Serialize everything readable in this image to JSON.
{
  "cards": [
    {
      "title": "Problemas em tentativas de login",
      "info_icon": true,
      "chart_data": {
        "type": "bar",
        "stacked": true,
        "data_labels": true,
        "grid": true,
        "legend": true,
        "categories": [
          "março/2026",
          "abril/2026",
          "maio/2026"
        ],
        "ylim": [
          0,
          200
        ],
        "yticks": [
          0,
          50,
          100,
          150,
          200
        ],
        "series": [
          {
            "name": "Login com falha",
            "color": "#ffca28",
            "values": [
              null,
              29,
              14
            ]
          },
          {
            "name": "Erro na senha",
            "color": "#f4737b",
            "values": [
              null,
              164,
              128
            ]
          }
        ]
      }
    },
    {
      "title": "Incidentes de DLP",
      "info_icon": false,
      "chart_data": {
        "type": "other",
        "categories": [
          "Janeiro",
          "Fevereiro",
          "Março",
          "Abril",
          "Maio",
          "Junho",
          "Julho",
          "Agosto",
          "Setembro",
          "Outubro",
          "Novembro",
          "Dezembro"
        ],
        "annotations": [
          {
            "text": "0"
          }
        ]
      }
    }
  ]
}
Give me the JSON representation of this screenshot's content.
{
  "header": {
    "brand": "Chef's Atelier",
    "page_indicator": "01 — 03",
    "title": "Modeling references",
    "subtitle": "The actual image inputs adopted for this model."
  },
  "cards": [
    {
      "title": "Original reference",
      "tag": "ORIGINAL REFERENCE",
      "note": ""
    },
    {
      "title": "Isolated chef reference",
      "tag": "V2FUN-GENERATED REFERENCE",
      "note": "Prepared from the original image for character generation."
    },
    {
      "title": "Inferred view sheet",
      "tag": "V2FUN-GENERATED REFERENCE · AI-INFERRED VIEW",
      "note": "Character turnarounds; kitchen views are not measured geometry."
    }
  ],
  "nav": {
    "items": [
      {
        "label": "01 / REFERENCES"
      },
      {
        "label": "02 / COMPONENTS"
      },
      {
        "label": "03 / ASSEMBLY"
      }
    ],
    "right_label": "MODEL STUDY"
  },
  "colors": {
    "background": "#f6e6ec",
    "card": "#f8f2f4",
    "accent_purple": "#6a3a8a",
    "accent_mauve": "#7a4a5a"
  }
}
● ● ●
Among the entries above, how many lines hold the string "true"? Respond with nothing but the number.

> THE RESULT: 5